**Task description**
Gather all lines in the entries that include the word "Forecasted".

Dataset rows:
** START **

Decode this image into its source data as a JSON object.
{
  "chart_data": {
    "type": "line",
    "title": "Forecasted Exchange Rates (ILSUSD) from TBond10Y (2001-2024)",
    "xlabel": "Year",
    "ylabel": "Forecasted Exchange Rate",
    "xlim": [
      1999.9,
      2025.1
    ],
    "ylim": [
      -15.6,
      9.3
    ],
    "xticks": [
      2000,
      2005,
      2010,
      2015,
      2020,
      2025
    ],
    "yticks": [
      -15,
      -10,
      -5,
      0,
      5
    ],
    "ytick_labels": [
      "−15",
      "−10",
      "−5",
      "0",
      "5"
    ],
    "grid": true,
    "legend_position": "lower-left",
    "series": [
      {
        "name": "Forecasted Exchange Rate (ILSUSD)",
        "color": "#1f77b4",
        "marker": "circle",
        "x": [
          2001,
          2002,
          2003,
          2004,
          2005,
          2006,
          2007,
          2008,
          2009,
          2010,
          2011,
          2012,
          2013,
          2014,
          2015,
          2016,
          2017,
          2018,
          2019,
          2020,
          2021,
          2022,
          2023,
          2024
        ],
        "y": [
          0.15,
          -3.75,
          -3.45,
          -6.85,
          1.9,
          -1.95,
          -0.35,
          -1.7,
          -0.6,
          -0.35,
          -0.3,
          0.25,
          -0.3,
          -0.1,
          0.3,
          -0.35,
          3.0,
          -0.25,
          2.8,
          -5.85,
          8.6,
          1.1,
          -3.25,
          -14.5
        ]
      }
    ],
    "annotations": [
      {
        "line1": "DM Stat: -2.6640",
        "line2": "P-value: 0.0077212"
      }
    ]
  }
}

** END **

**Solution to this task**
    "title": "Forecasted Exchange Rates (ILSUSD) from TBond10Y (2001-2024)",
    "ylabel": "Forecasted Exchange Rate",
        "name": "Forecasted Exchange Rate (ILSUSD)",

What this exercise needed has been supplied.